◆ Do this
Reproduce the records below in their entirety, character for character.

(Entries with figure data)
■ ■ ■ ■ ■
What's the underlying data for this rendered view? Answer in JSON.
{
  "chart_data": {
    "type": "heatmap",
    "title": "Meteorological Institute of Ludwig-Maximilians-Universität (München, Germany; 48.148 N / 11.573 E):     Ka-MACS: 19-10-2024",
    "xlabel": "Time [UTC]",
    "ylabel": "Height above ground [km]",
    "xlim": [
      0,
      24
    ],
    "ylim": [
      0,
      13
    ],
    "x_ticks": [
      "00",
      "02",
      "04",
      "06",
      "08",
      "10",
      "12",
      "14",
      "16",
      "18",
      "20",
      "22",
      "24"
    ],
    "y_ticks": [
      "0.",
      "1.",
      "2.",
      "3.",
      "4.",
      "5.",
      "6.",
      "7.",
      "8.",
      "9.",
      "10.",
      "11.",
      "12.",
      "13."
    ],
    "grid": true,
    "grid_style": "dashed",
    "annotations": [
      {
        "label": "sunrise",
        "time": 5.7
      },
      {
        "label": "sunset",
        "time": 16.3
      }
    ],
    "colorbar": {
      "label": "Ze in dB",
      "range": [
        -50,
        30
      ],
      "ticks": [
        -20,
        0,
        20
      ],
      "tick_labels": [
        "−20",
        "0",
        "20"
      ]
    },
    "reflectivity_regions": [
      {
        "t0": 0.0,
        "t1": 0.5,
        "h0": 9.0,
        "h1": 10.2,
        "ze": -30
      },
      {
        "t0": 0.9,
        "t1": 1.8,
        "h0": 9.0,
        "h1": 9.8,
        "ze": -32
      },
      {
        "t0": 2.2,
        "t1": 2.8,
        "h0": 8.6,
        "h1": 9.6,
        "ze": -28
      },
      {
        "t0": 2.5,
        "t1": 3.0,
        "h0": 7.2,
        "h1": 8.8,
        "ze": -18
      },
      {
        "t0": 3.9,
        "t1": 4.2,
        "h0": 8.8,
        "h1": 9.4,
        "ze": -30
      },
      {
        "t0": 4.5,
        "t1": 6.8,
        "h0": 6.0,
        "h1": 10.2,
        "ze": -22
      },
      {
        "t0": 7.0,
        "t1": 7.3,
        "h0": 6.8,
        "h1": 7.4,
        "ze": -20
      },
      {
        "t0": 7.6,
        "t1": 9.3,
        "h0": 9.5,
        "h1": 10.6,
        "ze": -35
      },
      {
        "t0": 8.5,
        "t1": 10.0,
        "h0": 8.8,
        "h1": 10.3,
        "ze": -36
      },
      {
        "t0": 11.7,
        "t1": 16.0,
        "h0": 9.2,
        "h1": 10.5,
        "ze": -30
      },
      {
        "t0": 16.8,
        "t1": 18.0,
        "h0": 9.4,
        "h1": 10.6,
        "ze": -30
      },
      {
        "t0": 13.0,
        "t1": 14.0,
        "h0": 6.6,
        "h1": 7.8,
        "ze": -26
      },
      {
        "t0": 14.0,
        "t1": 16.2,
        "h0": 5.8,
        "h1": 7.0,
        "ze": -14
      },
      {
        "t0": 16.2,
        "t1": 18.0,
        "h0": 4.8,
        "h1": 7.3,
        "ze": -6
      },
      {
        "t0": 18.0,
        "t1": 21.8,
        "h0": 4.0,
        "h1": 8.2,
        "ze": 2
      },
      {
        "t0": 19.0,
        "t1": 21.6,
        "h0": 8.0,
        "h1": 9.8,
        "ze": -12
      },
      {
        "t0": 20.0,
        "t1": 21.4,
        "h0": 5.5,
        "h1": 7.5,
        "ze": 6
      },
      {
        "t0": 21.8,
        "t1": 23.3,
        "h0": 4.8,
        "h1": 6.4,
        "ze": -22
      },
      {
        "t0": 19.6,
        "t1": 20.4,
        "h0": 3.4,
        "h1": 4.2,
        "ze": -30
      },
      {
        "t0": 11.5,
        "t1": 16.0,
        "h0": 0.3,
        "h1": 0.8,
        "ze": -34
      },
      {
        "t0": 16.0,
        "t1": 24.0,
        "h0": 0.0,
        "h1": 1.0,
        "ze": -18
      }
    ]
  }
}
■ ■ ■ ■ ■
◆ Solution to the problem
What's the underlying data for this rendered view? Answer in JSON.
{
  "chart_data": {
    "type": "heatmap",
    "title": "Meteorological Institute of Ludwig-Maximilians-Universität (München, Germany; 48.148 N / 11.573 E):     Ka-MACS: 19-10-2024",
    "xlabel": "Time [UTC]",
    "ylabel": "Height above ground [km]",
    "xlim": [
      0,
      24
    ],
    "ylim": [
      0,
      13
    ],
    "x_ticks": [
      "00",
      "02",
      "04",
      "06",
      "08",
      "10",
      "12",
      "14",
      "16",
      "18",
      "20",
      "22",
      "24"
    ],
    "y_ticks": [
      "0.",
      "1.",
      "2.",
      "3.",
      "4.",
      "5.",
      "6.",
      "7.",
      "8.",
      "9.",
      "10.",
      "11.",
      "12.",
      "13."
    ],
    "grid": true,
    "grid_style": "dashed",
    "annotations": [
      {
        "label": "sunrise",
        "time": 5.7
      },
      {
        "label": "sunset",
        "time": 16.3
      }
    ],
    "colorbar": {
      "label": "Ze in dB",
      "range": [
        -50,
        30
      ],
      "ticks": [
        -20,
        0,
        20
      ],
      "tick_labels": [
        "−20",
        "0",
        "20"
      ]
    },
    "reflectivity_regions": [
      {
        "t0": 0.0,
        "t1": 0.5,
        "h0": 9.0,
        "h1": 10.2,
        "ze": -30
      },
      {
        "t0": 0.9,
        "t1": 1.8,
        "h0": 9.0,
        "h1": 9.8,
        "ze": -32
      },
      {
        "t0": 2.2,
        "t1": 2.8,
        "h0": 8.6,
        "h1": 9.6,
        "ze": -28
      },
      {
        "t0": 2.5,
        "t1": 3.0,
        "h0": 7.2,
        "h1": 8.8,
        "ze": -18
      },
      {
        "t0": 3.9,
        "t1": 4.2,
        "h0": 8.8,
        "h1": 9.4,
        "ze": -30
      },
      {
        "t0": 4.5,
        "t1": 6.8,
        "h0": 6.0,
        "h1": 10.2,
        "ze": -22
      },
      {
        "t0": 7.0,
        "t1": 7.3,
        "h0": 6.8,
        "h1": 7.4,
        "ze": -20
      },
      {
        "t0": 7.6,
        "t1": 9.3,
        "h0": 9.5,
        "h1": 10.6,
        "ze": -35
      },
      {
        "t0": 8.5,
        "t1": 10.0,
        "h0": 8.8,
        "h1": 10.3,
        "ze": -36
      },
      {
        "t0": 11.7,
        "t1": 16.0,
        "h0": 9.2,
        "h1": 10.5,
        "ze": -30
      },
      {
        "t0": 16.8,
        "t1": 18.0,
        "h0": 9.4,
        "h1": 10.6,
        "ze": -30
      },
      {
        "t0": 13.0,
        "t1": 14.0,
        "h0": 6.6,
        "h1": 7.8,
        "ze": -26
      },
      {
        "t0": 14.0,
        "t1": 16.2,
        "h0": 5.8,
        "h1": 7.0,
        "ze": -14
      },
      {
        "t0": 16.2,
        "t1": 18.0,
        "h0": 4.8,
        "h1": 7.3,
        "ze": -6
      },
      {
        "t0": 18.0,
        "t1": 21.8,
        "h0": 4.0,
        "h1": 8.2,
        "ze": 2
      },
      {
        "t0": 19.0,
        "t1": 21.6,
        "h0": 8.0,
        "h1": 9.8,
        "ze": -12
      },
      {
        "t0": 20.0,
        "t1": 21.4,
        "h0": 5.5,
        "h1": 7.5,
        "ze": 6
      },
      {
        "t0": 21.8,
        "t1": 23.3,
        "h0": 4.8,
        "h1": 6.4,
        "ze": -22
      },
      {
        "t0": 19.6,
        "t1": 20.4,
        "h0": 3.4,
        "h1": 4.2,
        "ze": -30
      },
      {
        "t0": 11.5,
        "t1": 16.0,
        "h0": 0.3,
        "h1": 0.8,
        "ze": -34
      },
      {
        "t0": 16.0,
        "t1": 24.0,
        "h0": 0.0,
        "h1": 1.0,
        "ze": -18
      }
    ]
  }
}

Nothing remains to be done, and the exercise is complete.